Data supplied:
*****
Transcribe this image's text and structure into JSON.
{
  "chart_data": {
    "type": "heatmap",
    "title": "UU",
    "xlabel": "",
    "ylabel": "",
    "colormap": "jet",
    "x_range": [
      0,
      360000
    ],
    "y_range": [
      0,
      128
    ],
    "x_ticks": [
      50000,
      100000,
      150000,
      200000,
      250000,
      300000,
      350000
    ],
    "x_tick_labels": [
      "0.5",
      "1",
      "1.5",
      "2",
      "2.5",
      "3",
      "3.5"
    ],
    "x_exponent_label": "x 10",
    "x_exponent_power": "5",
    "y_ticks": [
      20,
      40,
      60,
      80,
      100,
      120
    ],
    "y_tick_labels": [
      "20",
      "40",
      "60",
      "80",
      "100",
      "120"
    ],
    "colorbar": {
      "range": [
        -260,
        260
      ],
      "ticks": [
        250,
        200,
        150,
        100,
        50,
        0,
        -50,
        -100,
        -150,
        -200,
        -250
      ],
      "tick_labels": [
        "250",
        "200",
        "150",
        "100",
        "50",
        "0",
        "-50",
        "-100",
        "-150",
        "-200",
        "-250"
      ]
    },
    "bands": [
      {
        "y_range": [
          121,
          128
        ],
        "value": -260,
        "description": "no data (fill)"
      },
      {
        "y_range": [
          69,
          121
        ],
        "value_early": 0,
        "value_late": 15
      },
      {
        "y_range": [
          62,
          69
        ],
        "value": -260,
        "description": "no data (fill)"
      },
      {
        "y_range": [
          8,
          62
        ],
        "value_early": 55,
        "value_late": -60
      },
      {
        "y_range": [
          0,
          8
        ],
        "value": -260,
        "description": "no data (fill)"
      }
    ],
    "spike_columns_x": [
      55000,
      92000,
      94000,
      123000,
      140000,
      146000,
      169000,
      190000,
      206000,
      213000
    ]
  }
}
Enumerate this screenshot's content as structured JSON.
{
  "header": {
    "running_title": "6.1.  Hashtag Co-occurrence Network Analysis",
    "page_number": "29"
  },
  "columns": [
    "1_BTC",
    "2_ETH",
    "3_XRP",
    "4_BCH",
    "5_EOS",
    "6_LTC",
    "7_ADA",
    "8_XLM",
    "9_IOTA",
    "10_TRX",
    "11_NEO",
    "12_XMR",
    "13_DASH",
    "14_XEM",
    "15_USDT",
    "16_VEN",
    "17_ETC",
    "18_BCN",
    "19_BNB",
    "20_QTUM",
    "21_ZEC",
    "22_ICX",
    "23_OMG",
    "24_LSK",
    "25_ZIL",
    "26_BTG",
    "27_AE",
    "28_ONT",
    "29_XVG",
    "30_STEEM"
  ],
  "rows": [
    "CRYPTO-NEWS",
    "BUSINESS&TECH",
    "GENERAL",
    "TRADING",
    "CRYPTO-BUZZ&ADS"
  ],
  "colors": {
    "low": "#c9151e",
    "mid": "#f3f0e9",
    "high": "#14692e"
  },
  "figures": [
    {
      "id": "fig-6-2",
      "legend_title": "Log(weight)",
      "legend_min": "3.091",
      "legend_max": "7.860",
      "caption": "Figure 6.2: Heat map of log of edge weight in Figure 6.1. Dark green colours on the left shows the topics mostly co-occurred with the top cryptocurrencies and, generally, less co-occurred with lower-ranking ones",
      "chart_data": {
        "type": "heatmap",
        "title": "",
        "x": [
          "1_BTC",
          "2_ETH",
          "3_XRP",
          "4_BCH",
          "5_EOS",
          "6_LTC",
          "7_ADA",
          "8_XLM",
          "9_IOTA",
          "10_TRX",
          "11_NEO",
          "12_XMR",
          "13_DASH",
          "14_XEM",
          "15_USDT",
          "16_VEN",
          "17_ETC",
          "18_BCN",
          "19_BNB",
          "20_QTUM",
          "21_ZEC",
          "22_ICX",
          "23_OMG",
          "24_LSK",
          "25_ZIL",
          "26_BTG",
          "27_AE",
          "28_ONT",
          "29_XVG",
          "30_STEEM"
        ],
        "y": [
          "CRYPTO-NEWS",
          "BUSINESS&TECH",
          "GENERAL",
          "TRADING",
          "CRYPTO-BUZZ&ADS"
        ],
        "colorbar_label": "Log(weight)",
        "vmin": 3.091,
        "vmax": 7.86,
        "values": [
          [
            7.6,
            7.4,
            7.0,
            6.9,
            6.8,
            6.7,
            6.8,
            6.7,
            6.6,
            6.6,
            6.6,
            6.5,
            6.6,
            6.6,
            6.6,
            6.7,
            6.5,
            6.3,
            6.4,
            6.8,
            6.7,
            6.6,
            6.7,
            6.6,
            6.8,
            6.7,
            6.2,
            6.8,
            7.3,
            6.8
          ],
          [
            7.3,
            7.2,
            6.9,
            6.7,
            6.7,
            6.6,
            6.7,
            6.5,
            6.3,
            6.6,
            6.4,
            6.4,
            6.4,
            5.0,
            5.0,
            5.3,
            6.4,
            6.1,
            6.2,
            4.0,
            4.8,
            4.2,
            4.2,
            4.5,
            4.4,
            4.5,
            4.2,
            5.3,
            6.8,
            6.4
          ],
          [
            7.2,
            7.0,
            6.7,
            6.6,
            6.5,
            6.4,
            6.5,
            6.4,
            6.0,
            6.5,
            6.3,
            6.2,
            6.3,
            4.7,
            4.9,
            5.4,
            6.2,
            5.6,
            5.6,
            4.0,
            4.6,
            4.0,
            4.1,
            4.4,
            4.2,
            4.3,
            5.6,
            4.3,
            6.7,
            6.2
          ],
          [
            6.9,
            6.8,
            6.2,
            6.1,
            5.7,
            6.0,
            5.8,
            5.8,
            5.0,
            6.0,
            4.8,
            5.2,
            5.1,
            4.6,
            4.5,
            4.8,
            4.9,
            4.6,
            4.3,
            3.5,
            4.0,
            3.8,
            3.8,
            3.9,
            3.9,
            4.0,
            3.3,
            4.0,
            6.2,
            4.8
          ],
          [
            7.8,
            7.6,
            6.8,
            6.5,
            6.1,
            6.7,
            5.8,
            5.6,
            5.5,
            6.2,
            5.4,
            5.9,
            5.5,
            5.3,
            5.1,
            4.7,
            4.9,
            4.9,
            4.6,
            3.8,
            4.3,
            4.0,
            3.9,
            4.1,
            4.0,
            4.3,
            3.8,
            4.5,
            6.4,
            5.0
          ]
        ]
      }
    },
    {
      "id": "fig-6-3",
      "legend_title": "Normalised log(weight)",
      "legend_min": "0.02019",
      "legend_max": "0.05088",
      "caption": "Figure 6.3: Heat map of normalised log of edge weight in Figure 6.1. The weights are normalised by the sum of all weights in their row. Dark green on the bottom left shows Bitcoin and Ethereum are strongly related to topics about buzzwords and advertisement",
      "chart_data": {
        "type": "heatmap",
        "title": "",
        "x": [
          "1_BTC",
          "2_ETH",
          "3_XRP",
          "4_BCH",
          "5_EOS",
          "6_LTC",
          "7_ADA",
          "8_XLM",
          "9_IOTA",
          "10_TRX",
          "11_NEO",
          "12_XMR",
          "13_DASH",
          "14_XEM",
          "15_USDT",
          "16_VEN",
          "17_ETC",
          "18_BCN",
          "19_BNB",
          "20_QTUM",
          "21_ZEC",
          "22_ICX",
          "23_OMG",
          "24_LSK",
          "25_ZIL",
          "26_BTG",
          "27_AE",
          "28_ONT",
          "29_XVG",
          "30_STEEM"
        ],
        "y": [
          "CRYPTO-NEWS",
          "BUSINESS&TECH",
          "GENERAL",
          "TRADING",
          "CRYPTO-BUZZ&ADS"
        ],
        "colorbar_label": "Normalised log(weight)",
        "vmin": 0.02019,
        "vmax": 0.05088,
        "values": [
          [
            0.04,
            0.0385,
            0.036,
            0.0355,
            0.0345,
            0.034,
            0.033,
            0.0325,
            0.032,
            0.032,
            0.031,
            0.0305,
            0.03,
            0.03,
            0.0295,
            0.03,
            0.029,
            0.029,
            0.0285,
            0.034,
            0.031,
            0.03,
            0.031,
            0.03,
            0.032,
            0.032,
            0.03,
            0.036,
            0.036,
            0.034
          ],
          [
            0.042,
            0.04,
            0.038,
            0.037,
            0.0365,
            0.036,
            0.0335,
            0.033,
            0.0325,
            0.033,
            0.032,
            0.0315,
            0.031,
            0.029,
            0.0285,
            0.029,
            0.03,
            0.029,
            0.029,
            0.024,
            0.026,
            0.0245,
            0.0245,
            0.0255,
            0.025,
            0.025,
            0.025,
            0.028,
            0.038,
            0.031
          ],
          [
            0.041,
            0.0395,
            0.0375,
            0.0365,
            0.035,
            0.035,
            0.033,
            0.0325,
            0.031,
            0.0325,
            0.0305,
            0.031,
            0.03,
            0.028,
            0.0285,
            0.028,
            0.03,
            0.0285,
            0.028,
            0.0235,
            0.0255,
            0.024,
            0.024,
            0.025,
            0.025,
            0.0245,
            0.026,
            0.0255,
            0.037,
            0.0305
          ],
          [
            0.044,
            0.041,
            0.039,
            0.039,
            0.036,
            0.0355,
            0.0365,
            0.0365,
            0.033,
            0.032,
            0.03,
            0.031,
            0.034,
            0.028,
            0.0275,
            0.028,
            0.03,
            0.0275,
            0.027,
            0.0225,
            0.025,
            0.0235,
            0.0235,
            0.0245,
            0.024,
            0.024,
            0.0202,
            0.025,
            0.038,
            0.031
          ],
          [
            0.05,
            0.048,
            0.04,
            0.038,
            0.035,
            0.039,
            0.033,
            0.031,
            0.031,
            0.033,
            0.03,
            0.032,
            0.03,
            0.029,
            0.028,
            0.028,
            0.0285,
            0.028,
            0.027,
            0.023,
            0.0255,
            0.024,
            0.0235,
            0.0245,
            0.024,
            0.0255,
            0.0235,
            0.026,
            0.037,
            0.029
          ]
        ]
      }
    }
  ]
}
*****
Required work: State how many lines of the listing above include the word "shows". Give nothing but the number.

Complete output: 2